• **What is required**:
Write out every entry, unchanged. Skip any picture.

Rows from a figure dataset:
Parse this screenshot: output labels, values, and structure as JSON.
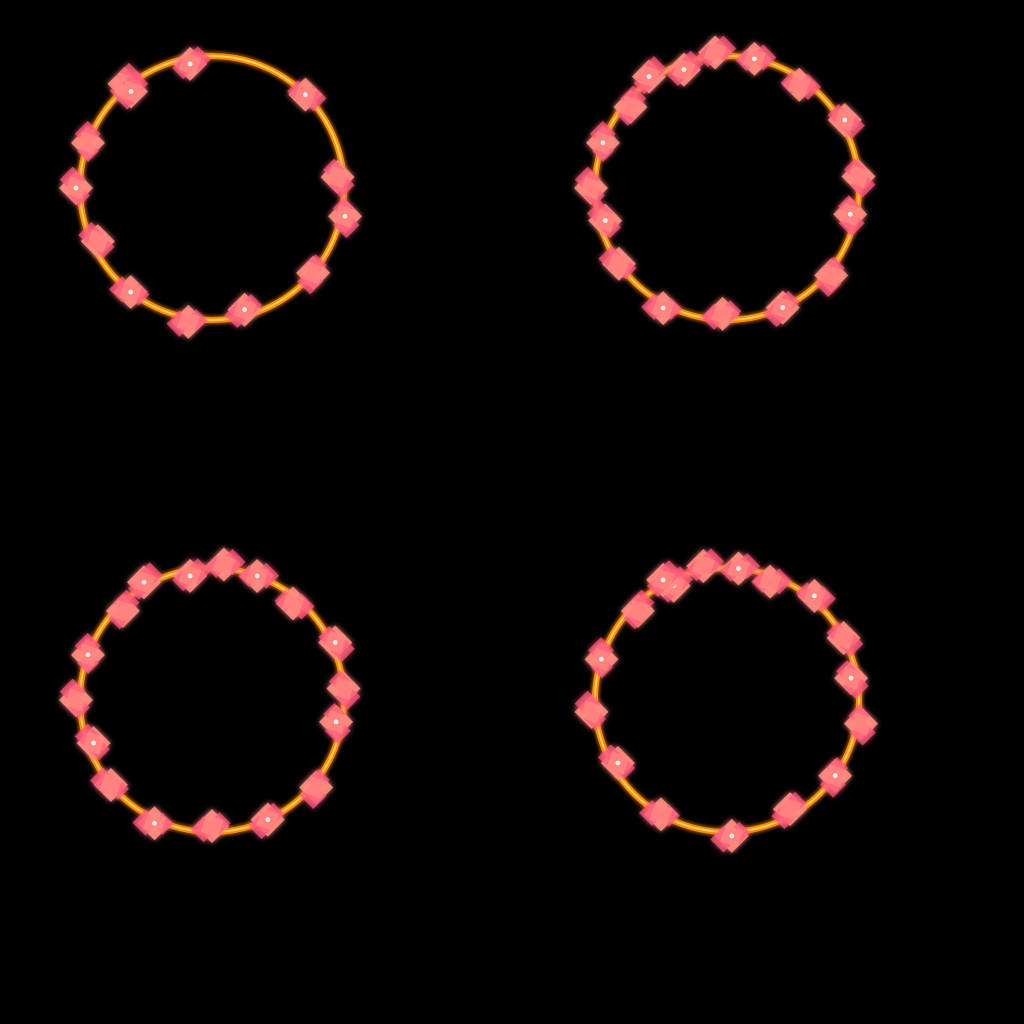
{
  "colors": {
    "background": "#000000",
    "ring_outer": "#ff8c00",
    "ring_inner": "#ffd060",
    "blossom_core": "#ff8a80",
    "blossom_edge": "#ff5a7a",
    "sparkle": "#ffffff"
  },
  "frames": [
    {
      "name": "frame-top-left"
    },
    {
      "name": "frame-top-right"
    },
    {
      "name": "frame-bottom-left"
    },
    {
      "name": "frame-bottom-right"
    }
  ]
}
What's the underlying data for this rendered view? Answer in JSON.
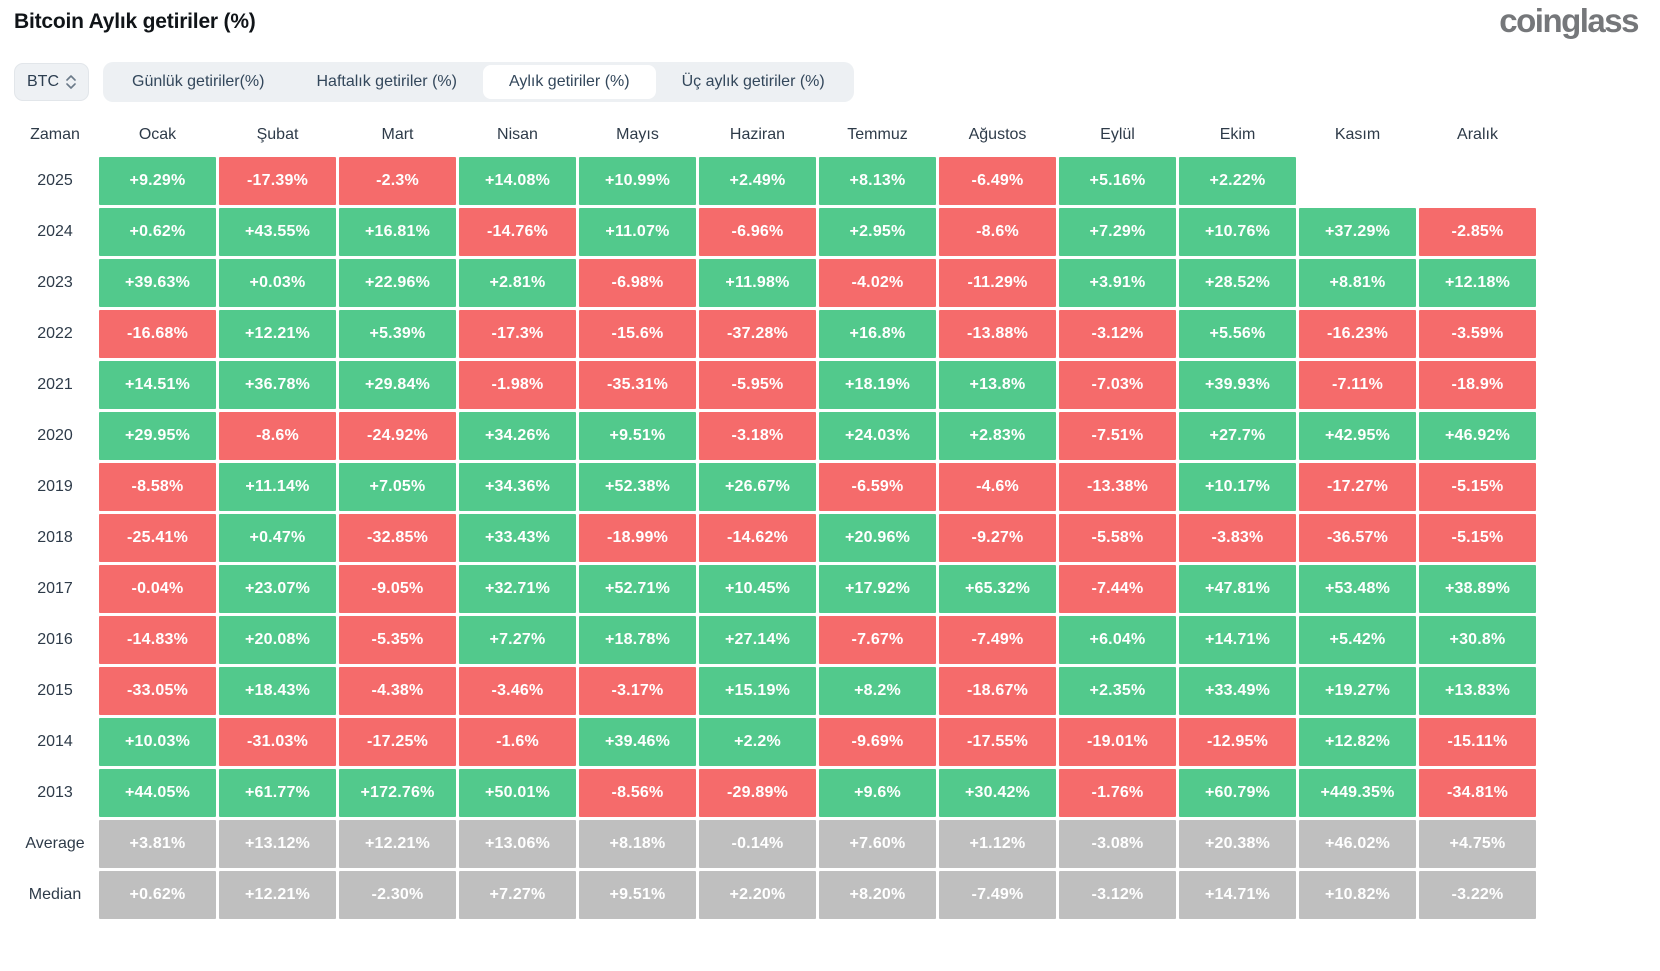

• **Result of the task**:
Parse this screenshot: output labels, values, and structure as JSON.
{
  "colors": {
    "background": "#000000",
    "ring_outer": "#ff8c00",
    "ring_inner": "#ffd060",
    "blossom_core": "#ff8a80",
    "blossom_edge": "#ff5a7a",
    "sparkle": "#ffffff"
  },
  "frames": [
    {
      "name": "frame-top-left"
    },
    {
      "name": "frame-top-right"
    },
    {
      "name": "frame-bottom-left"
    },
    {
      "name": "frame-bottom-right"
    }
  ]
}
What's the underlying data for this rendered view? Answer in JSON.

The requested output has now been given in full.